== What you should do ==
The entries below need to be written out exactly, with no pictures included.

== Records for this task ==
-- BEGIN --

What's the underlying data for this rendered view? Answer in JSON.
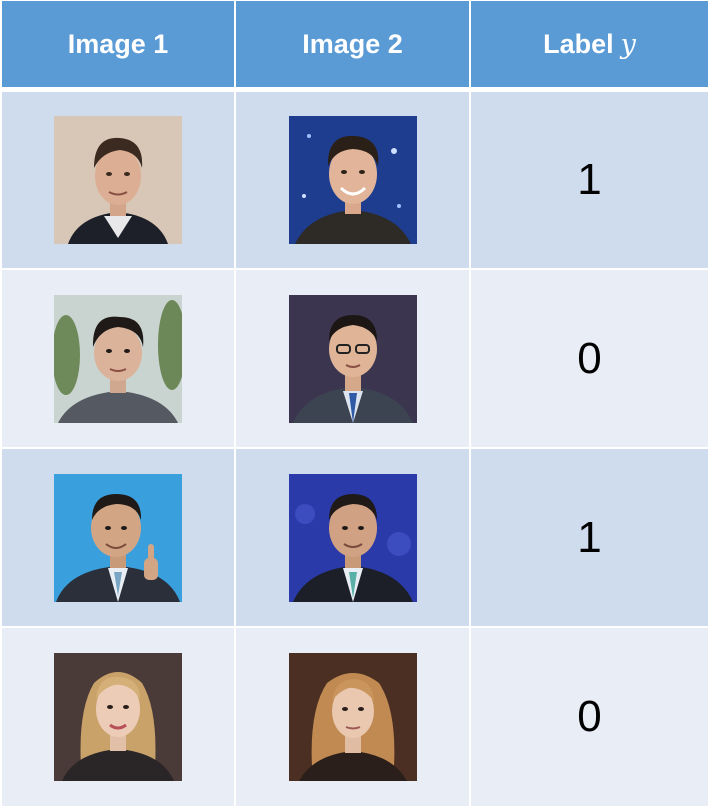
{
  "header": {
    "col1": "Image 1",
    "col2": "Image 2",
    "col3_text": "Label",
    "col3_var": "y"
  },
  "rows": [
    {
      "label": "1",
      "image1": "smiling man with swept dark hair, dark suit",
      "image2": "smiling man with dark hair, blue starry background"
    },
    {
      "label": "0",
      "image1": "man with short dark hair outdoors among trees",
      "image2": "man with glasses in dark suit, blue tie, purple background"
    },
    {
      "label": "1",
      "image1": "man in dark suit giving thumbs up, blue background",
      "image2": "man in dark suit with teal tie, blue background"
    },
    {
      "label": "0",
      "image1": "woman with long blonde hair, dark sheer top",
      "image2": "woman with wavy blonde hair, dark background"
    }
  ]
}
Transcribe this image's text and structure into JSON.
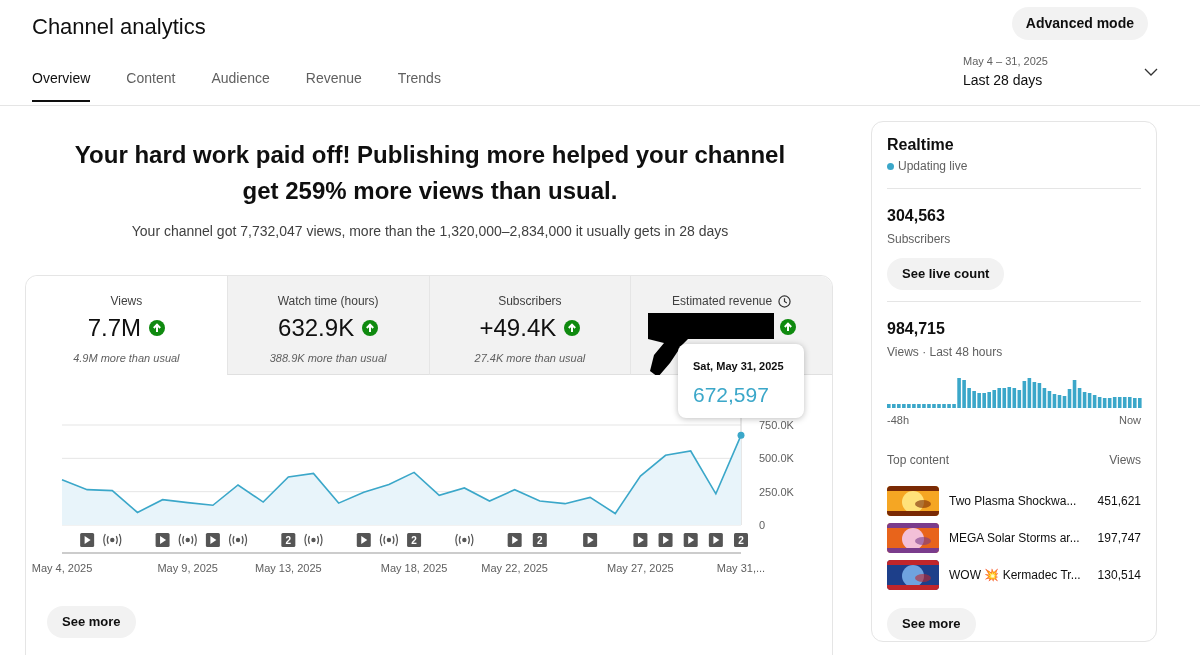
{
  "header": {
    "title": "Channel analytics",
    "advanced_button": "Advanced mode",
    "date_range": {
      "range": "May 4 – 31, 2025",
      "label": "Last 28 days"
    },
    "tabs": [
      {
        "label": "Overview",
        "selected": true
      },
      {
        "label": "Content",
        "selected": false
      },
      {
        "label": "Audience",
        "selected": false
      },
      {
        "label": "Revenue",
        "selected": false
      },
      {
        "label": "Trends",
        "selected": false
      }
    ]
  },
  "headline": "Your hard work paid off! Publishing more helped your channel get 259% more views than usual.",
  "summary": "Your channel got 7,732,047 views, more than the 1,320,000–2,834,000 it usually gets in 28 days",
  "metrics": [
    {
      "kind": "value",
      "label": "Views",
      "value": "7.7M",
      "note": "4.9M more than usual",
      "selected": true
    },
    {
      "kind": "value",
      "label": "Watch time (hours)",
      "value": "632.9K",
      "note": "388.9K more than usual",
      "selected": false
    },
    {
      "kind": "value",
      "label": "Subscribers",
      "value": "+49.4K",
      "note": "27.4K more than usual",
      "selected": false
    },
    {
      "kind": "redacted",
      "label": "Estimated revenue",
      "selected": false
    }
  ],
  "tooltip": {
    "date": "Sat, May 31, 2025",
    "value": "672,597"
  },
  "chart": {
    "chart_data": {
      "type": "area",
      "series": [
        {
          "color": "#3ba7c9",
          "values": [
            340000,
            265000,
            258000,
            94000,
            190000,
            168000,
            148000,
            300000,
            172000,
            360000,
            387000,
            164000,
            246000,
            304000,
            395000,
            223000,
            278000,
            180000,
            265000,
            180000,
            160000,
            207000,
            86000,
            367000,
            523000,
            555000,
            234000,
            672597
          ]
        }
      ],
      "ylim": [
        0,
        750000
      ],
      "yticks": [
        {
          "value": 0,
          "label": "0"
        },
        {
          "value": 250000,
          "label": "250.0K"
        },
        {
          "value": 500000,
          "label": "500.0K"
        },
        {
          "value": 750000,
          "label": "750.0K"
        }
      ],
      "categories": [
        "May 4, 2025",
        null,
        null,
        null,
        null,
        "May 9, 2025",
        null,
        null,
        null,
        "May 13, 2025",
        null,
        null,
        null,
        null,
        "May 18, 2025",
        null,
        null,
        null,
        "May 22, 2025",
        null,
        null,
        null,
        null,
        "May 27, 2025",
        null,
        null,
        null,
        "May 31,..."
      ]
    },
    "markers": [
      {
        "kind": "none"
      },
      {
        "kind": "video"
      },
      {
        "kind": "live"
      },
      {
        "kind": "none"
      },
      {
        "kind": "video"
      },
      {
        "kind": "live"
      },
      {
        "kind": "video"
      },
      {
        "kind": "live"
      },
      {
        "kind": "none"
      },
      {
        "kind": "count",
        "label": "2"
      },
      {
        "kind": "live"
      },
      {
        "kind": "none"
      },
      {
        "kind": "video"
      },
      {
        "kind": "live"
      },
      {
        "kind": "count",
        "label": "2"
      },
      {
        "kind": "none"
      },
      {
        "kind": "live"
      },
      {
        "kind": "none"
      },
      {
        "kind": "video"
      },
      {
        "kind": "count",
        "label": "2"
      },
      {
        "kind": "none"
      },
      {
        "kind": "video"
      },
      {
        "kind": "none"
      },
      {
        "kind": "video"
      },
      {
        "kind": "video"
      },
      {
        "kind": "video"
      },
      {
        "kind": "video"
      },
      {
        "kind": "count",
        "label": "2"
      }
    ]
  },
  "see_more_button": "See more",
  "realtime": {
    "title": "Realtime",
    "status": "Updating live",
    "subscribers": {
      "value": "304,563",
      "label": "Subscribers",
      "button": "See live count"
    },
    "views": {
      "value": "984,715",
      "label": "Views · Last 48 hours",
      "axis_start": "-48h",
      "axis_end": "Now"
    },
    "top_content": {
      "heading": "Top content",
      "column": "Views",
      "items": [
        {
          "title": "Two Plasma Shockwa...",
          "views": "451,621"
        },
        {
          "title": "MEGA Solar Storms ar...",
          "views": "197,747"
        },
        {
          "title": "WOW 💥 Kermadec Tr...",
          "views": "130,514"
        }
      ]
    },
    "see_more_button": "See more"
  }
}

-- END --

== Task answer ==
What's the underlying data for this rendered view? Answer in JSON.
{
  "header": {
    "col1": "Image 1",
    "col2": "Image 2",
    "col3_text": "Label",
    "col3_var": "y"
  },
  "rows": [
    {
      "label": "1",
      "image1": "smiling man with swept dark hair, dark suit",
      "image2": "smiling man with dark hair, blue starry background"
    },
    {
      "label": "0",
      "image1": "man with short dark hair outdoors among trees",
      "image2": "man with glasses in dark suit, blue tie, purple background"
    },
    {
      "label": "1",
      "image1": "man in dark suit giving thumbs up, blue background",
      "image2": "man in dark suit with teal tie, blue background"
    },
    {
      "label": "0",
      "image1": "woman with long blonde hair, dark sheer top",
      "image2": "woman with wavy blonde hair, dark background"
    }
  ]
}
Transcribe this image's text and structure into JSON.
{
  "header": {
    "title": "Channel analytics",
    "advanced_button": "Advanced mode",
    "date_range": {
      "range": "May 4 – 31, 2025",
      "label": "Last 28 days"
    },
    "tabs": [
      {
        "label": "Overview",
        "selected": true
      },
      {
        "label": "Content",
        "selected": false
      },
      {
        "label": "Audience",
        "selected": false
      },
      {
        "label": "Revenue",
        "selected": false
      },
      {
        "label": "Trends",
        "selected": false
      }
    ]
  },
  "headline": "Your hard work paid off! Publishing more helped your channel get 259% more views than usual.",
  "summary": "Your channel got 7,732,047 views, more than the 1,320,000–2,834,000 it usually gets in 28 days",
  "metrics": [
    {
      "kind": "value",
      "label": "Views",
      "value": "7.7M",
      "note": "4.9M more than usual",
      "selected": true
    },
    {
      "kind": "value",
      "label": "Watch time (hours)",
      "value": "632.9K",
      "note": "388.9K more than usual",
      "selected": false
    },
    {
      "kind": "value",
      "label": "Subscribers",
      "value": "+49.4K",
      "note": "27.4K more than usual",
      "selected": false
    },
    {
      "kind": "redacted",
      "label": "Estimated revenue",
      "selected": false
    }
  ],
  "tooltip": {
    "date": "Sat, May 31, 2025",
    "value": "672,597"
  },
  "chart": {
    "chart_data": {
      "type": "area",
      "series": [
        {
          "color": "#3ba7c9",
          "values": [
            340000,
            265000,
            258000,
            94000,
            190000,
            168000,
            148000,
            300000,
            172000,
            360000,
            387000,
            164000,
            246000,
            304000,
            395000,
            223000,
            278000,
            180000,
            265000,
            180000,
            160000,
            207000,
            86000,
            367000,
            523000,
            555000,
            234000,
            672597
          ]
        }
      ],
      "ylim": [
        0,
        750000
      ],
      "yticks": [
        {
          "value": 0,
          "label": "0"
        },
        {
          "value": 250000,
          "label": "250.0K"
        },
        {
          "value": 500000,
          "label": "500.0K"
        },
        {
          "value": 750000,
          "label": "750.0K"
        }
      ],
      "categories": [
        "May 4, 2025",
        null,
        null,
        null,
        null,
        "May 9, 2025",
        null,
        null,
        null,
        "May 13, 2025",
        null,
        null,
        null,
        null,
        "May 18, 2025",
        null,
        null,
        null,
        "May 22, 2025",
        null,
        null,
        null,
        null,
        "May 27, 2025",
        null,
        null,
        null,
        "May 31,..."
      ]
    },
    "markers": [
      {
        "kind": "none"
      },
      {
        "kind": "video"
      },
      {
        "kind": "live"
      },
      {
        "kind": "none"
      },
      {
        "kind": "video"
      },
      {
        "kind": "live"
      },
      {
        "kind": "video"
      },
      {
        "kind": "live"
      },
      {
        "kind": "none"
      },
      {
        "kind": "count",
        "label": "2"
      },
      {
        "kind": "live"
      },
      {
        "kind": "none"
      },
      {
        "kind": "video"
      },
      {
        "kind": "live"
      },
      {
        "kind": "count",
        "label": "2"
      },
      {
        "kind": "none"
      },
      {
        "kind": "live"
      },
      {
        "kind": "none"
      },
      {
        "kind": "video"
      },
      {
        "kind": "count",
        "label": "2"
      },
      {
        "kind": "none"
      },
      {
        "kind": "video"
      },
      {
        "kind": "none"
      },
      {
        "kind": "video"
      },
      {
        "kind": "video"
      },
      {
        "kind": "video"
      },
      {
        "kind": "video"
      },
      {
        "kind": "count",
        "label": "2"
      }
    ]
  },
  "see_more_button": "See more",
  "realtime": {
    "title": "Realtime",
    "status": "Updating live",
    "subscribers": {
      "value": "304,563",
      "label": "Subscribers",
      "button": "See live count"
    },
    "views": {
      "value": "984,715",
      "label": "Views · Last 48 hours",
      "axis_start": "-48h",
      "axis_end": "Now"
    },
    "top_content": {
      "heading": "Top content",
      "column": "Views",
      "items": [
        {
          "title": "Two Plasma Shockwa...",
          "views": "451,621"
        },
        {
          "title": "MEGA Solar Storms ar...",
          "views": "197,747"
        },
        {
          "title": "WOW 💥 Kermadec Tr...",
          "views": "130,514"
        }
      ]
    },
    "see_more_button": "See more"
  }
}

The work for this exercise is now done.